Form, Farbe und Oberfläche von Harnsteinen

Die Mehrzahl der Harnsteine wird in der Niere gebildet. Sind sie relativ groß, so ist ihre Form häufig dem Ort der Entstehung angepasst. In der Abbildung sind verschiedene Beispiele zusammen gestellt. Wachsen sie als Papillensteine, so haben sie z.B. eine spitze Form. Wachsen sie in einem Nierenkelch, nehmen sie dessen Struktur an; sie können aber auch das ganze Nierenbecken ausfüllen.
Viele Harnsteine bleiben klein und treten mit dem Harnstrom in den Harnleiter ein. Hier können sie stecken bleiben und zu größeren Steinen weiter wachsen. Gelangen die Steine in die Blase, werden sie mit dem Harn leicht ausgespült und können aufgefangen werden. Nur bei Entzündungen der Blase und einem Harnrückstau ist es möglich, dass auch in der Blase die Steine größer werden.

Steine
Orte der Steinbildung und Formen der Steine

Die Farbe der Harnsteine kann sehr verschieden sein und hängt von der Zusammensetzung des jeweiligen Harnsteins ab.

**Datensatzauszüge**:
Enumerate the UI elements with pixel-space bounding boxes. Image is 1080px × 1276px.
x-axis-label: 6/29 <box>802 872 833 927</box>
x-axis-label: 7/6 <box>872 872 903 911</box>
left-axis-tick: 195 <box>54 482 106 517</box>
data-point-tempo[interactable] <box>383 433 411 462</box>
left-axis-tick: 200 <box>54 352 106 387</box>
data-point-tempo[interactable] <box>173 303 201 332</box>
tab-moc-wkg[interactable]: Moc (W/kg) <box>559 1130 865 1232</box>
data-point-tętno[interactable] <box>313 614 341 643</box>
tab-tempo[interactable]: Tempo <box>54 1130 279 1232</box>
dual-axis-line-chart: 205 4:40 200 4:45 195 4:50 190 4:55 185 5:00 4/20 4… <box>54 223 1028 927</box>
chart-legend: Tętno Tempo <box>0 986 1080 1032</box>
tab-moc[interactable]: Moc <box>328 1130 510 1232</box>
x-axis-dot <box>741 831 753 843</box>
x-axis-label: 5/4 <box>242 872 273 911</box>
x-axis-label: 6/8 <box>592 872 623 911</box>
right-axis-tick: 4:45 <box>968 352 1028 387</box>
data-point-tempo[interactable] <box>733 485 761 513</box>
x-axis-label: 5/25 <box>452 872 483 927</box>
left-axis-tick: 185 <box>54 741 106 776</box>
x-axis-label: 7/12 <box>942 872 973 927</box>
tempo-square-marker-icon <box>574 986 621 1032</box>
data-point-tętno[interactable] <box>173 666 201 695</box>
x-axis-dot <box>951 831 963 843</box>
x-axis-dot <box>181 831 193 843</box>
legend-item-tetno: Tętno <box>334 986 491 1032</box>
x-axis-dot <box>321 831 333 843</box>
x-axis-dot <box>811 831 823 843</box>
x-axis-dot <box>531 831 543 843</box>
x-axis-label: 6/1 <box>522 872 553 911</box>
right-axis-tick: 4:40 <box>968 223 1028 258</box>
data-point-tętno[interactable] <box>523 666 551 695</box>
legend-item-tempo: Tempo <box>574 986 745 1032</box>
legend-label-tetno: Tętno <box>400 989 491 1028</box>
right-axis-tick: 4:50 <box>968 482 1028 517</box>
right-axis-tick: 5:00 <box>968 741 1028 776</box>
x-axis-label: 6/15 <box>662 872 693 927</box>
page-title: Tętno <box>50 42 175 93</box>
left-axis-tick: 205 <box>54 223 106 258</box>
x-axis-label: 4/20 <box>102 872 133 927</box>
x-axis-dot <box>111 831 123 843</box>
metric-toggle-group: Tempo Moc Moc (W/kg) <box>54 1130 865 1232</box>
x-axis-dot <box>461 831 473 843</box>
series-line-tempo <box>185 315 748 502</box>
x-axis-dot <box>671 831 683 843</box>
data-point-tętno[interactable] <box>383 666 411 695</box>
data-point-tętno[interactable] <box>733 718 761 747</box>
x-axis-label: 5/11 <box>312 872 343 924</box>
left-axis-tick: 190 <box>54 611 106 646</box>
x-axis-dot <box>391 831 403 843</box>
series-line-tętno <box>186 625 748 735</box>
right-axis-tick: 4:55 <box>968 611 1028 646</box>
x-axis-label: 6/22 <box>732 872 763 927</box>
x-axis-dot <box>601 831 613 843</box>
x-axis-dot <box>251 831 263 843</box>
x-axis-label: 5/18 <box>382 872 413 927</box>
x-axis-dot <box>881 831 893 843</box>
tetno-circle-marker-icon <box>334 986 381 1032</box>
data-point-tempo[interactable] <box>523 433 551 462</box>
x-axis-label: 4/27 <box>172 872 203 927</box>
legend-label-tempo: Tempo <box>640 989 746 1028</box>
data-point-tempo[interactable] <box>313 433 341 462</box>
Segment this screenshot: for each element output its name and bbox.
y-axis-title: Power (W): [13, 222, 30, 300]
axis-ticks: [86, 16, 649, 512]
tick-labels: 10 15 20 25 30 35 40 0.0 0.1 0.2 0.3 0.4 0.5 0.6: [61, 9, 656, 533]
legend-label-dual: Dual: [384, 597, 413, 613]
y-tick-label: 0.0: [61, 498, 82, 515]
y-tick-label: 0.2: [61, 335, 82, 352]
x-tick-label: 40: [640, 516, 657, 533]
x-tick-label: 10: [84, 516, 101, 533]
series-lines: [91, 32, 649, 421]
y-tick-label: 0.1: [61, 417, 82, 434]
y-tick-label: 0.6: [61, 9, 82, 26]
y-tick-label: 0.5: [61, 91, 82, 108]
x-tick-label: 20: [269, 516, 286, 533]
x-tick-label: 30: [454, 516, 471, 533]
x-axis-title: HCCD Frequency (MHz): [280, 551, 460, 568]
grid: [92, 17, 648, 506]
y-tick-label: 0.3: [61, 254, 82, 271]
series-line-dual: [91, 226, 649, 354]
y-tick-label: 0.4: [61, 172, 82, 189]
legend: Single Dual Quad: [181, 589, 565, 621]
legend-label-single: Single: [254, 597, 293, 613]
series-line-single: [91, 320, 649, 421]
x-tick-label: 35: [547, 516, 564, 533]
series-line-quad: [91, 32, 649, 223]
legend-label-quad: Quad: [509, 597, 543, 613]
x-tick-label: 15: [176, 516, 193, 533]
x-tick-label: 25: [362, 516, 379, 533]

**Aufgabenstellung**: Schreiben Sie bitte aus dem Text über Harnsteine wörtlich den Abschnitt ab, der mit „Die Mehrzahl der“ beginnt und mit „Steine größer werden.“ endet, beide eingeschlossen. Die Datensätze stammen aus einer anderen Quelle als der Text über Harnsteine.

**Lösung**:
Die Mehrzahl der Harnsteine wird in der Niere gebildet. Sind sie relativ groß, so ist ihre Form häufig dem Ort der Entstehung angepasst. In der Abbildung sind verschiedene Beispiele zusammen gestellt. Wachsen sie als Papillensteine, so haben sie z.B. eine spitze Form. Wachsen sie in einem Nierenkelch, nehmen sie dessen Struktur an; sie können aber auch das ganze Nierenbecken ausfüllen.
Viele Harnsteine bleiben klein und treten mit dem Harnstrom in den Harnleiter ein. Hier können sie stecken bleiben und zu größeren Steinen weiter wachsen. Gelangen die Steine in die Blase, werden sie mit dem Harn leicht ausgespült und können aufgefangen werden. Nur bei Entzündungen der Blase und einem Harnrückstau ist es möglich, dass auch in der Blase die Steine größer werden.